- _EXERCISE OBJECTIVE_: Go over the entries below line by line, copying each one that contains the word "выходного".

— begin DATASET —

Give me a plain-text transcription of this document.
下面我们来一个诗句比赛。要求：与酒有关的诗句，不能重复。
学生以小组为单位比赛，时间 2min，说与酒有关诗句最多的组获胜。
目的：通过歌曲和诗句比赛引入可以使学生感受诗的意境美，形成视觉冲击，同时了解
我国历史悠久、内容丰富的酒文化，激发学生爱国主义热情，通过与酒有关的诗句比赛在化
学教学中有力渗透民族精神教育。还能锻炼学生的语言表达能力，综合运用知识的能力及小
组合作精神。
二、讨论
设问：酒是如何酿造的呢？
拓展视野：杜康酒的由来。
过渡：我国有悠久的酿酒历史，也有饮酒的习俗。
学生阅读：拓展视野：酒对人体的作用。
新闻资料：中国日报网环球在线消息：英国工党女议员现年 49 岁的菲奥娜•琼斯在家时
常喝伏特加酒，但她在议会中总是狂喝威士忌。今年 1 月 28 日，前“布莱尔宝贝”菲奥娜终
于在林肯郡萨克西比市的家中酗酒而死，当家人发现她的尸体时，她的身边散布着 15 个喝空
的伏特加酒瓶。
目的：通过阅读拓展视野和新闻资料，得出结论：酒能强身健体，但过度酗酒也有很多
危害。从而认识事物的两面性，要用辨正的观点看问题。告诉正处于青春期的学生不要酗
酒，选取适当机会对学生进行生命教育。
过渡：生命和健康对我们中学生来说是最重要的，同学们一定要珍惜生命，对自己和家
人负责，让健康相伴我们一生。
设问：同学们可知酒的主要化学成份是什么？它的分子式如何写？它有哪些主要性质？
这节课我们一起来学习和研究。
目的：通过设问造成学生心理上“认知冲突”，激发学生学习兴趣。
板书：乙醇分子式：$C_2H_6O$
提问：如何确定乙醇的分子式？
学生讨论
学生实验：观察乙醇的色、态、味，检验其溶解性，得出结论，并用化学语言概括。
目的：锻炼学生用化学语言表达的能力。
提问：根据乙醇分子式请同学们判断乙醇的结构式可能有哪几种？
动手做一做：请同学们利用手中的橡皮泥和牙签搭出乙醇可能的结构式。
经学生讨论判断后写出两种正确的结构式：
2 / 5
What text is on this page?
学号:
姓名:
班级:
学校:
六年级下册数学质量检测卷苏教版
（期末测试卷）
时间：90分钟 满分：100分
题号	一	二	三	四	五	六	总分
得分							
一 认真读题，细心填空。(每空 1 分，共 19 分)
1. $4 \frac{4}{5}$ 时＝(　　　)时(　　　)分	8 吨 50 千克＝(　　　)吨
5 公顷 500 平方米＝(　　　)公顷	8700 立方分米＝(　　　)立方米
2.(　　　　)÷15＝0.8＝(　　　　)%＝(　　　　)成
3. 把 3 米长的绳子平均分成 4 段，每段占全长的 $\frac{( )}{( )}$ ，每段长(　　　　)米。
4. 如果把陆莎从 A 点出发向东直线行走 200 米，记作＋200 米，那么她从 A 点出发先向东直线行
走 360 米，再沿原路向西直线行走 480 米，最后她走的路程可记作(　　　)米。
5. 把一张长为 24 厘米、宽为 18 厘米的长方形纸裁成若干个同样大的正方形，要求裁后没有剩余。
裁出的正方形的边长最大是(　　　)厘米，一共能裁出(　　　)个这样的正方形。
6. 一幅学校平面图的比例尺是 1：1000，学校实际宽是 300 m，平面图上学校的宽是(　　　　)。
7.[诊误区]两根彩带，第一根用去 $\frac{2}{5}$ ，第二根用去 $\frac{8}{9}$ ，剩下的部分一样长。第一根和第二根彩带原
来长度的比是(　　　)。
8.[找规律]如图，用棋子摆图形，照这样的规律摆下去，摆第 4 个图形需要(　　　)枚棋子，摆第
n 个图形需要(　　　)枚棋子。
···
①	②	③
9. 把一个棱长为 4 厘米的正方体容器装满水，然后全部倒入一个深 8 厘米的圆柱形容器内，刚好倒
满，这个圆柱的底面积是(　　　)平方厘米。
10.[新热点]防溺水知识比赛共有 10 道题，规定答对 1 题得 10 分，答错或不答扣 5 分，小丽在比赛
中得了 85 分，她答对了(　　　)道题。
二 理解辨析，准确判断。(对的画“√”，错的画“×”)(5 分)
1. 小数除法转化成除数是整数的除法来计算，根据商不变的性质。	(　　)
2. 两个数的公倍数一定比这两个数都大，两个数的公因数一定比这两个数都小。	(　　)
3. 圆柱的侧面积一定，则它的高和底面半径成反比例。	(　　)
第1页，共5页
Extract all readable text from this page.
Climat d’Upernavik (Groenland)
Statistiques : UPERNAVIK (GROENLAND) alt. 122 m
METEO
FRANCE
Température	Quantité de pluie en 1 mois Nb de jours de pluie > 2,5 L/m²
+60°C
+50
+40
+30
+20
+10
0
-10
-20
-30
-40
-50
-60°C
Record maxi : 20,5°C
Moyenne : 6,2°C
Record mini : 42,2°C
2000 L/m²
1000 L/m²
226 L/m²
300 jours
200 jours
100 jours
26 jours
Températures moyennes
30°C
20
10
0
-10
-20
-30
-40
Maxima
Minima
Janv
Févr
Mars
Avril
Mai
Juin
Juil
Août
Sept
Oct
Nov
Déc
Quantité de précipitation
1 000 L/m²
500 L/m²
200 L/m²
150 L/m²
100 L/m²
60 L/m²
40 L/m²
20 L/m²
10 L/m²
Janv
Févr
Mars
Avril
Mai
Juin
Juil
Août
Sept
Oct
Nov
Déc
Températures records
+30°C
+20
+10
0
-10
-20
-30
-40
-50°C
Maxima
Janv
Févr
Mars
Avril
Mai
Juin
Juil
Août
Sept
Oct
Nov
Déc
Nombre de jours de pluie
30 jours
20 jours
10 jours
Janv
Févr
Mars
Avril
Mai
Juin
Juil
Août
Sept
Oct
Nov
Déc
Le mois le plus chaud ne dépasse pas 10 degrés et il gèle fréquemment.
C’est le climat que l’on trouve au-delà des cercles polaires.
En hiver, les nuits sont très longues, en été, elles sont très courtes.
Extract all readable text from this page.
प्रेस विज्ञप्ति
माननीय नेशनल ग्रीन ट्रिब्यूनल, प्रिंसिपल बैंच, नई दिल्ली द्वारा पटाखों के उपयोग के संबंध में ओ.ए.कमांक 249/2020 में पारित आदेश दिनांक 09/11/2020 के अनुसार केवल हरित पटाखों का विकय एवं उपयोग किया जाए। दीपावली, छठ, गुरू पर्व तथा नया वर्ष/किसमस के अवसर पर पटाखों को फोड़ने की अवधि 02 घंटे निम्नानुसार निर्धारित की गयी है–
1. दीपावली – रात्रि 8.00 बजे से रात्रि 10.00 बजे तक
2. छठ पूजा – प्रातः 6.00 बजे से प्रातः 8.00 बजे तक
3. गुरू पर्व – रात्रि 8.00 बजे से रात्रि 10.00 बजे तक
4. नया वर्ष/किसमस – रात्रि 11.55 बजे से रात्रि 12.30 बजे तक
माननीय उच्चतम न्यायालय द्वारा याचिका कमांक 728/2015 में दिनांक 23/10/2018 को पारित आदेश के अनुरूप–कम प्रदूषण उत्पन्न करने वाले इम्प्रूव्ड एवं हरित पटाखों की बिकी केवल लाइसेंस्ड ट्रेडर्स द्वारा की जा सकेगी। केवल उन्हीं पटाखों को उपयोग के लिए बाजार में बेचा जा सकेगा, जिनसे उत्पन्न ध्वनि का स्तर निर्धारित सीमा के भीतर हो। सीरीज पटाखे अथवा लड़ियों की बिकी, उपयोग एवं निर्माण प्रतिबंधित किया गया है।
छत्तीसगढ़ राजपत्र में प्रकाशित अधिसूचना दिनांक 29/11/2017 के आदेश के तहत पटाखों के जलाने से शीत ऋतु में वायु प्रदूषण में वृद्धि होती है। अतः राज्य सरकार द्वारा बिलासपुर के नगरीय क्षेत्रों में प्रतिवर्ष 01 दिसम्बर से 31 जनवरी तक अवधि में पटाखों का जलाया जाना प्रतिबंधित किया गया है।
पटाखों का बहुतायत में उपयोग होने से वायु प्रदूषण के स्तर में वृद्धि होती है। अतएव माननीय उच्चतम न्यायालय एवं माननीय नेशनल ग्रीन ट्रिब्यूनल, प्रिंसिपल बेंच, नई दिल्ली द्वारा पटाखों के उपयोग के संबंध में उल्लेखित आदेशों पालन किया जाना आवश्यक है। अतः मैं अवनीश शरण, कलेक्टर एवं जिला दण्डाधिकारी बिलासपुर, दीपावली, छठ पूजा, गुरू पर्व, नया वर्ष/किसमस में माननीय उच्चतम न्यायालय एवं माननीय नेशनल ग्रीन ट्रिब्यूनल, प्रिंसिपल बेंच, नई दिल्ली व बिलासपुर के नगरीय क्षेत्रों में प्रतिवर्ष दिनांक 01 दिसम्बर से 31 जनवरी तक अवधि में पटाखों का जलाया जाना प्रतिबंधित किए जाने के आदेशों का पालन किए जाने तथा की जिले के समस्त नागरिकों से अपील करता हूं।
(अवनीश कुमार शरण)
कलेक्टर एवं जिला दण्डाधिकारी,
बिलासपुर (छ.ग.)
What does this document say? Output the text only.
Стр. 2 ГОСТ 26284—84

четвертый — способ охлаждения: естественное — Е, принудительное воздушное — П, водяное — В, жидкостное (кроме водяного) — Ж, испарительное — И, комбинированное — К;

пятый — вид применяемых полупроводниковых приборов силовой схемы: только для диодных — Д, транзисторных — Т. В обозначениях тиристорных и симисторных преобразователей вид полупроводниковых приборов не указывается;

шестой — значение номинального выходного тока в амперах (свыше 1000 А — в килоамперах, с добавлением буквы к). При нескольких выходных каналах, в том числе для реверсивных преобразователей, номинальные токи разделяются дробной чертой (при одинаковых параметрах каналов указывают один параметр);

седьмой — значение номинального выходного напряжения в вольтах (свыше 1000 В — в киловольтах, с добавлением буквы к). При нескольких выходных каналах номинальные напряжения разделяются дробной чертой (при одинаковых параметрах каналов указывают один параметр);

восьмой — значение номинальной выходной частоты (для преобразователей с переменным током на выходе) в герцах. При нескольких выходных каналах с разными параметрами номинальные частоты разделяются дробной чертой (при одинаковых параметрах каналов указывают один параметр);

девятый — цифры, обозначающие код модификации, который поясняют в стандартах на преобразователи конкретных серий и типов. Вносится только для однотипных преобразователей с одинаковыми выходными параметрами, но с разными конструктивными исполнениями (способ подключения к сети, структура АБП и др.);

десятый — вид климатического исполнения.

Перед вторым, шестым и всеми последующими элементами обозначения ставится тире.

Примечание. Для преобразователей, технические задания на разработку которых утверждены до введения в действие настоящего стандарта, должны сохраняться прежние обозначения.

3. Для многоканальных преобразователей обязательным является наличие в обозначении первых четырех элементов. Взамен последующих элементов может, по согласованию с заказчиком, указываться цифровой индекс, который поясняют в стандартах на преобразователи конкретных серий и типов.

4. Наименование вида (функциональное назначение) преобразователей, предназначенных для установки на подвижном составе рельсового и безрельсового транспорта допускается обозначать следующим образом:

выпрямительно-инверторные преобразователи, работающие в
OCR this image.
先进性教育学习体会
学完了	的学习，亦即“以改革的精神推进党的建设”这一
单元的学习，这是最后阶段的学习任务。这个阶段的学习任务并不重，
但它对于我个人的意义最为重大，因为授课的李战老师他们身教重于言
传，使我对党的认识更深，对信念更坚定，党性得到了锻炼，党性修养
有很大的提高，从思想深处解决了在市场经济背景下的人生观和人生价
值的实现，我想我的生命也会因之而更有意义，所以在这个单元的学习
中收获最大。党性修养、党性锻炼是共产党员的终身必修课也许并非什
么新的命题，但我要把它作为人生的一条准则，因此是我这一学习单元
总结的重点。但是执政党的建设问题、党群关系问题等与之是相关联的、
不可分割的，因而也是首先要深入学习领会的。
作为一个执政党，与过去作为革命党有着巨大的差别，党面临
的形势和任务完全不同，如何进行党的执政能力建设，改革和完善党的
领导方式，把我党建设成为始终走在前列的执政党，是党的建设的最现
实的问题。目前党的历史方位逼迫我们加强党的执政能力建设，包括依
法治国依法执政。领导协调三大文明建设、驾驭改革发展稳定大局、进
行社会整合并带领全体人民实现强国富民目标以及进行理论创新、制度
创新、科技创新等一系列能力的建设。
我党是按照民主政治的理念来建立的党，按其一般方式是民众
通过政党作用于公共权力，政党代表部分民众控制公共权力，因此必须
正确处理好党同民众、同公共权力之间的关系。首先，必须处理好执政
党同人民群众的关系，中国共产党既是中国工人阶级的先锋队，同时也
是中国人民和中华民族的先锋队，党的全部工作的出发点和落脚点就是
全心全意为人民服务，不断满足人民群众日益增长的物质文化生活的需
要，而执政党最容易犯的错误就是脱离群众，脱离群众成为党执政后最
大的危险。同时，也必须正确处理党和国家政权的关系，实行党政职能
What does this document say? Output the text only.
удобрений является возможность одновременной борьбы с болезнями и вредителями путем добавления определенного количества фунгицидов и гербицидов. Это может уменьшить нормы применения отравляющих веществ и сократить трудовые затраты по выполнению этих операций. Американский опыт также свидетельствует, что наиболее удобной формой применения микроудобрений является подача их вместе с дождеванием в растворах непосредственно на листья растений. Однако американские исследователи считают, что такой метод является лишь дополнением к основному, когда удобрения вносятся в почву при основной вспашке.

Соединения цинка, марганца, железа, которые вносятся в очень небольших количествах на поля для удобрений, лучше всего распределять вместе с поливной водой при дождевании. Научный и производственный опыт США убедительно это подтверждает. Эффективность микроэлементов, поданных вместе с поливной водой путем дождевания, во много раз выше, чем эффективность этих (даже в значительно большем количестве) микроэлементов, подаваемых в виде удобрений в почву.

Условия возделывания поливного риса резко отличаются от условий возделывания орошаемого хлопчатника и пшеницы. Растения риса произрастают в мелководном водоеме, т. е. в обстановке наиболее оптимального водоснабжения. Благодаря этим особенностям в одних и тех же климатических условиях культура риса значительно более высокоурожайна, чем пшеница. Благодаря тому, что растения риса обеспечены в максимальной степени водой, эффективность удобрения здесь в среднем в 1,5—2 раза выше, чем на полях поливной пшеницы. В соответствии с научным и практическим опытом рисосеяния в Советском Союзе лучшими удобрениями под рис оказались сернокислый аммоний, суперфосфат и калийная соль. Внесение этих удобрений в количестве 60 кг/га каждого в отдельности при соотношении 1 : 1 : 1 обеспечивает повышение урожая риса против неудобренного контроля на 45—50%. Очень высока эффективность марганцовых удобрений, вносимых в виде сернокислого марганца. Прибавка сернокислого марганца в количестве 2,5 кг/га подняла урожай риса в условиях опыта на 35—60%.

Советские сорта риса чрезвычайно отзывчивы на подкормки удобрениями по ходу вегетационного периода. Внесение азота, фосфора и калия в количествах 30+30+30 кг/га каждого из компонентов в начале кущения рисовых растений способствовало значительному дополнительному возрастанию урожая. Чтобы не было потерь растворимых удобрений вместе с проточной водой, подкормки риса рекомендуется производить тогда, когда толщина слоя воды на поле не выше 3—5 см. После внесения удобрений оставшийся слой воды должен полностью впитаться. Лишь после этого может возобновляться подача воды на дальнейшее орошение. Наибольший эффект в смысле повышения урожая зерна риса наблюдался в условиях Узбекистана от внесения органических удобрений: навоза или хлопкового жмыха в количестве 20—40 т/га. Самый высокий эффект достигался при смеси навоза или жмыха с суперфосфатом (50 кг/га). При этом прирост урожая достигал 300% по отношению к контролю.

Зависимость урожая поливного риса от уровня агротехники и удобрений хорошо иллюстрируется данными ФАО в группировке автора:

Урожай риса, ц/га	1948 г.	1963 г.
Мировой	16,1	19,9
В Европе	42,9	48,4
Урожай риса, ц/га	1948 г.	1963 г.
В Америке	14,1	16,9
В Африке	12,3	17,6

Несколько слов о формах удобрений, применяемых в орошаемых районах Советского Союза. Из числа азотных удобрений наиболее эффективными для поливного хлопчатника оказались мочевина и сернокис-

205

— end DATASET —

- _CORRECT ANSWER_:
шестой — значение номинального выходного тока в амперах (свыше 1000 А — в килоамперах, с добавлением буквы к). При нескольких выходных каналах, в том числе для реверсивных преобразователей, номинальные токи разделяются дробной чертой (при одинаковых параметрах каналов указывают один параметр);
седьмой — значение номинального выходного напряжения в вольтах (свыше 1000 В — в киловольтах, с добавлением буквы к). При нескольких выходных каналах номинальные напряжения разделяются дробной чертой (при одинаковых параметрах каналов указывают один параметр);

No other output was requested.